>> Begin DATA LINES
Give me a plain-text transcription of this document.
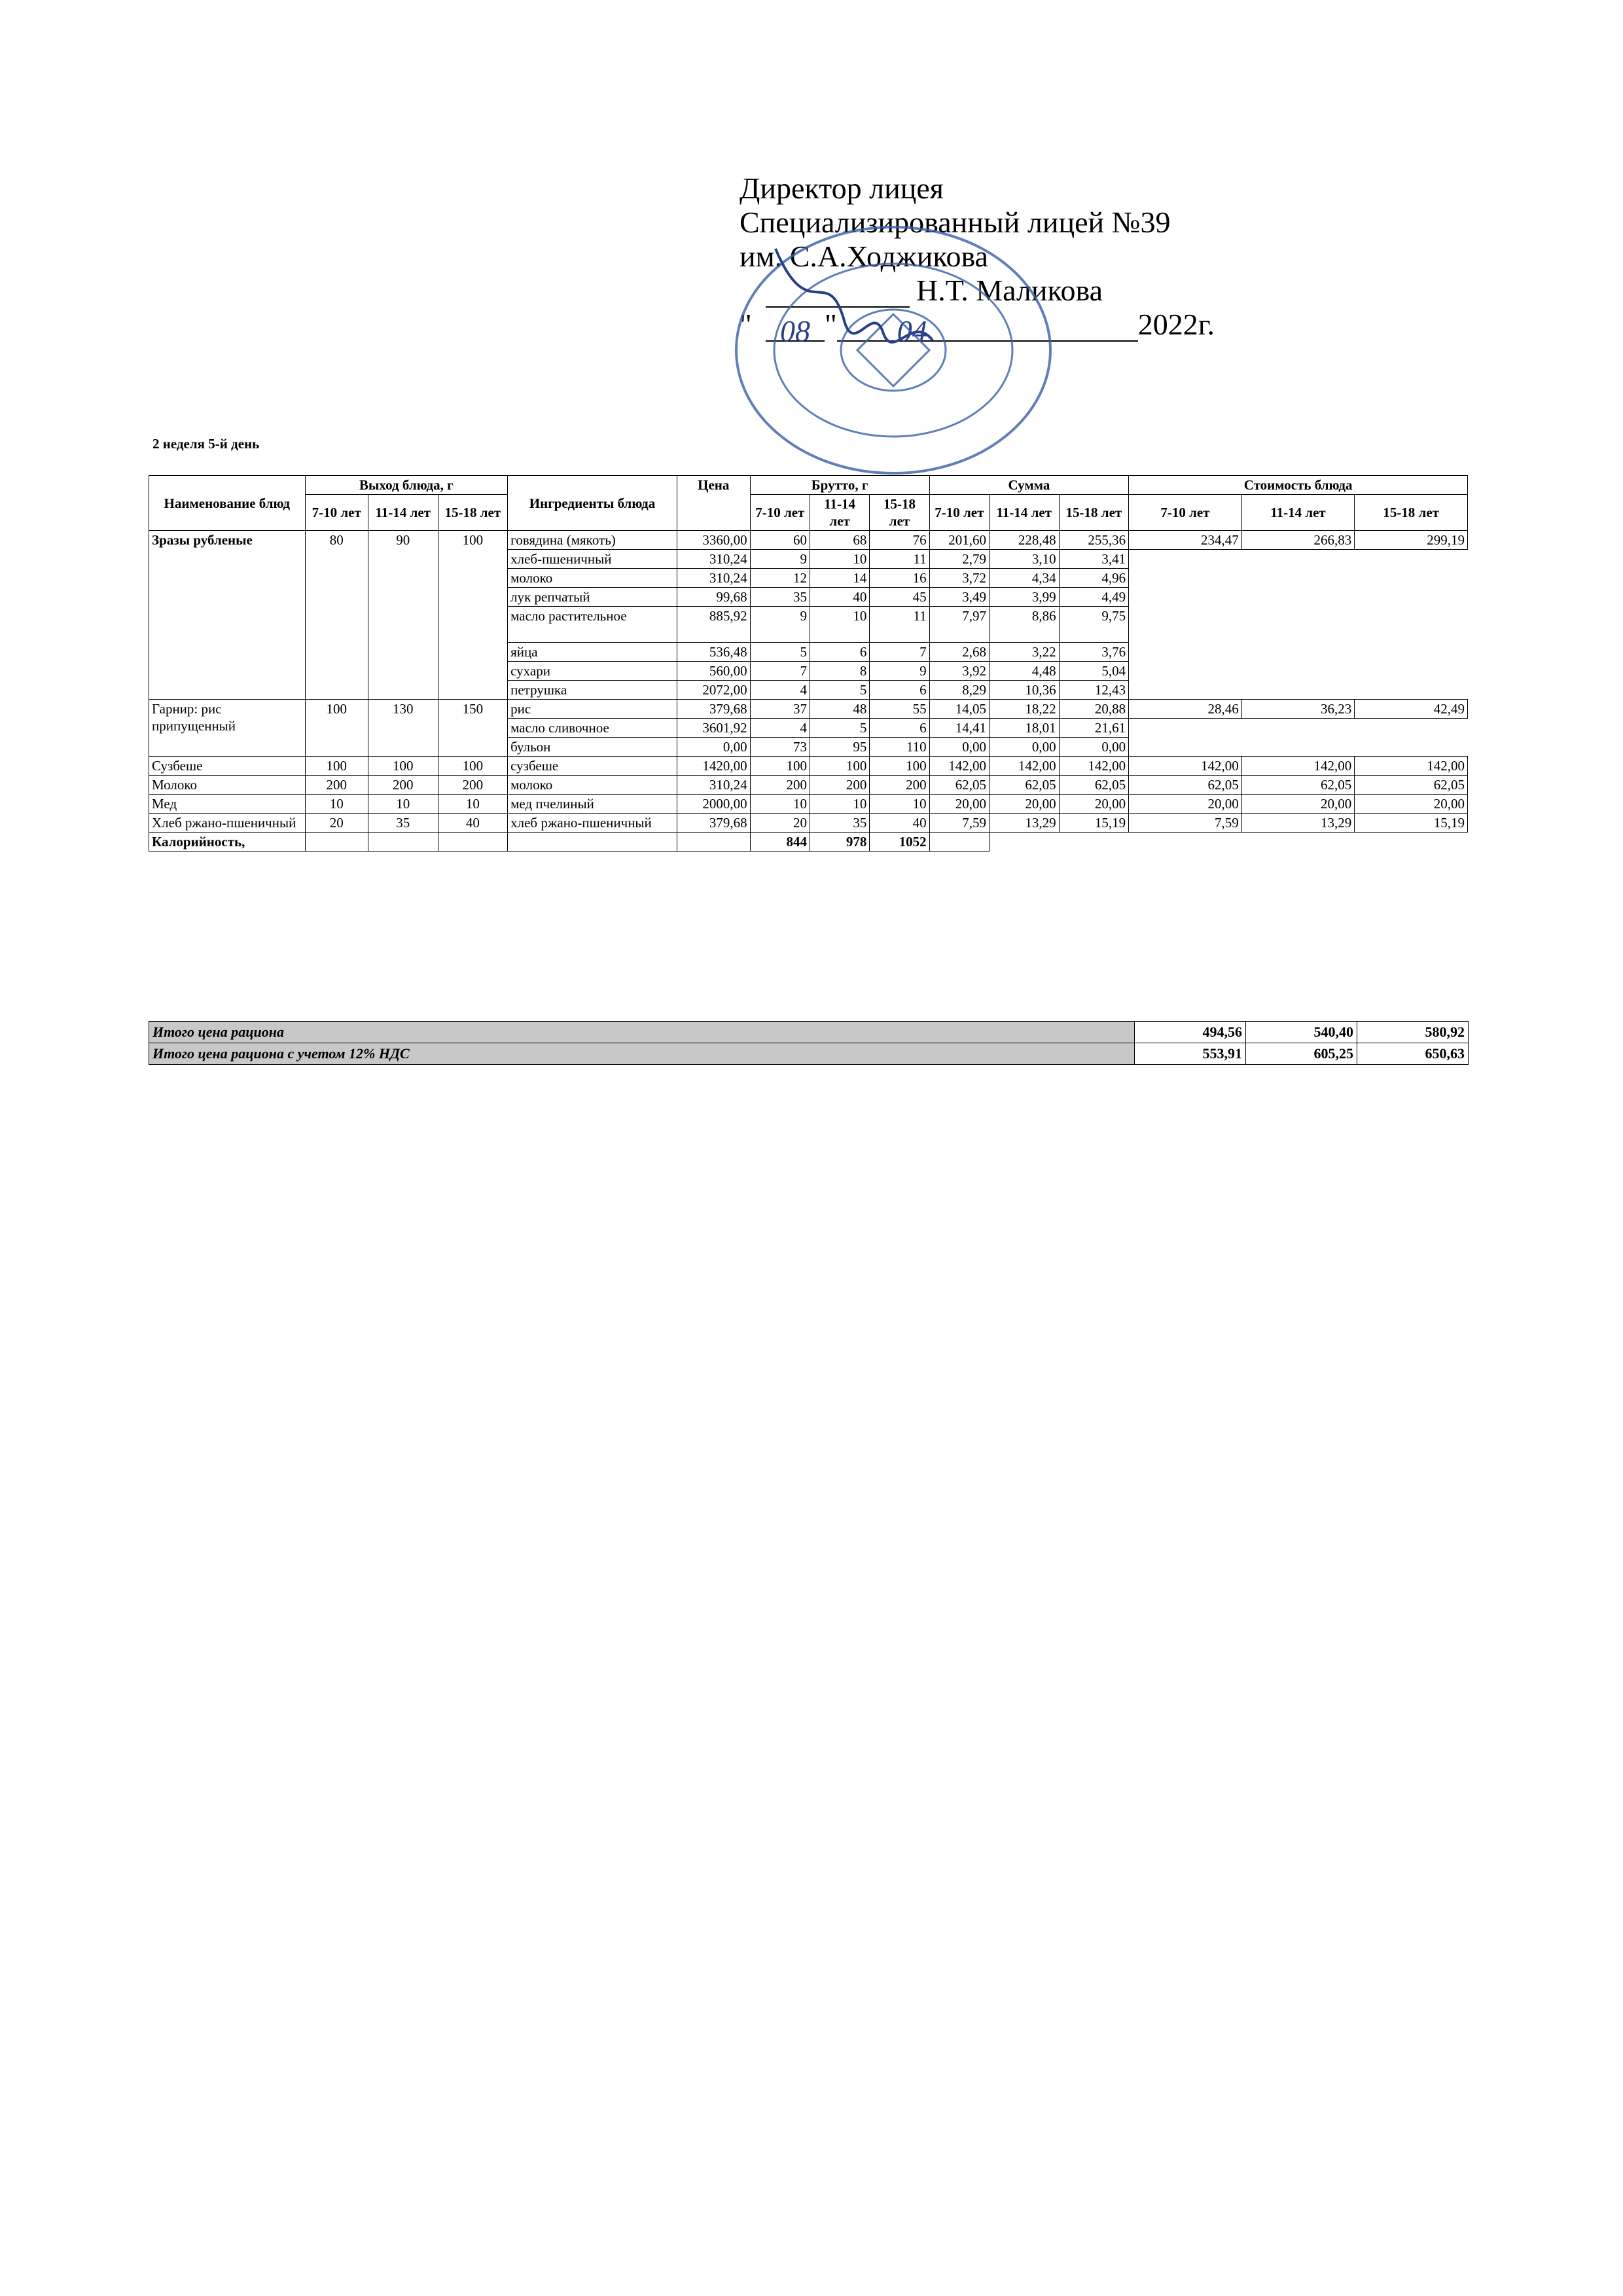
Директор лицея
Специализированный лицей №39
им. С.А.Ходжикова
Н.Т. Маликова
" 08 " 04	2022г.
2 неделя 5-й день
Наименование блюд	Выход блюда, г			Ингредиенты блюда	Цена	Брутто, г			Сумма			Стоимость блюда		
	7-10 лет	11-14 лет	15-18 лет			7-10 лет	11-14 лет	15-18 лет	7-10 лет	11-14 лет	15-18 лет	7-10 лет	11-14 лет	15-18 лет
Зразы рубленые	80	90	100	говядина (мякоть)	3360,00	60	68	76	201,60	228,48	255,36	234,47	266,83	299,19
				хлеб-пшеничный	310,24	9	10	11	2,79	3,10	3,41			
				молоко	310,24	12	14	16	3,72	4,34	4,96			
				лук репчатый	99,68	35	40	45	3,49	3,99	4,49			
				масло растительное	885,92	9	10	11	7,97	8,86	9,75			
				яйца	536,48	5	6	7	2,68	3,22	3,76			
				сухари	560,00	7	8	9	3,92	4,48	5,04			
				петрушка	2072,00	4	5	6	8,29	10,36	12,43			
Гарнир: рис припущенный	100	130	150	рис	379,68	37	48	55	14,05	18,22	20,88	28,46	36,23	42,49
				масло сливочное	3601,92	4	5	6	14,41	18,01	21,61			
				бульон	0,00	73	95	110	0,00	0,00	0,00			
Сузбеше	100	100	100	сузбеше	1420,00	100	100	100	142,00	142,00	142,00	142,00	142,00	142,00
Молоко	200	200	200	молоко	310,24	200	200	200	62,05	62,05	62,05	62,05	62,05	62,05
Мед	10	10	10	мед пчелиный	2000,00	10	10	10	20,00	20,00	20,00	20,00	20,00	20,00
Хлеб ржано-пшеничный	20	35	40	хлеб ржано-пшеничный	379,68	20	35	40	7,59	13,29	15,19	7,59	13,29	15,19
Калорийность,						844	978	1052						
Итого цена рациона	494,56	540,40	580,92
Итого цена рациона с учетом 12% НДС	553,91	605,25	650,63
>> End DATA LINES
# [STATED PROBLEM]
Give back each entry exactly as it appears, with no pictures.

# [TASK RESULT]
Give me a plain-text transcription of this document.
Директор лицея
Специализированный лицей №39
им. С.А.Ходжикова
Н.Т. Маликова
" 08 " 04	2022г.
2 неделя 5-й день
Наименование блюд	Выход блюда, г			Ингредиенты блюда	Цена	Брутто, г			Сумма			Стоимость блюда		
	7-10 лет	11-14 лет	15-18 лет			7-10 лет	11-14 лет	15-18 лет	7-10 лет	11-14 лет	15-18 лет	7-10 лет	11-14 лет	15-18 лет
Зразы рубленые	80	90	100	говядина (мякоть)	3360,00	60	68	76	201,60	228,48	255,36	234,47	266,83	299,19
				хлеб-пшеничный	310,24	9	10	11	2,79	3,10	3,41			
				молоко	310,24	12	14	16	3,72	4,34	4,96			
				лук репчатый	99,68	35	40	45	3,49	3,99	4,49			
				масло растительное	885,92	9	10	11	7,97	8,86	9,75			
				яйца	536,48	5	6	7	2,68	3,22	3,76			
				сухари	560,00	7	8	9	3,92	4,48	5,04			
				петрушка	2072,00	4	5	6	8,29	10,36	12,43			
Гарнир: рис припущенный	100	130	150	рис	379,68	37	48	55	14,05	18,22	20,88	28,46	36,23	42,49
				масло сливочное	3601,92	4	5	6	14,41	18,01	21,61			
				бульон	0,00	73	95	110	0,00	0,00	0,00			
Сузбеше	100	100	100	сузбеше	1420,00	100	100	100	142,00	142,00	142,00	142,00	142,00	142,00
Молоко	200	200	200	молоко	310,24	200	200	200	62,05	62,05	62,05	62,05	62,05	62,05
Мед	10	10	10	мед пчелиный	2000,00	10	10	10	20,00	20,00	20,00	20,00	20,00	20,00
Хлеб ржано-пшеничный	20	35	40	хлеб ржано-пшеничный	379,68	20	35	40	7,59	13,29	15,19	7,59	13,29	15,19
Калорийность,						844	978	1052						
Итого цена рациона	494,56	540,40	580,92
Итого цена рациона с учетом 12% НДС	553,91	605,25	650,63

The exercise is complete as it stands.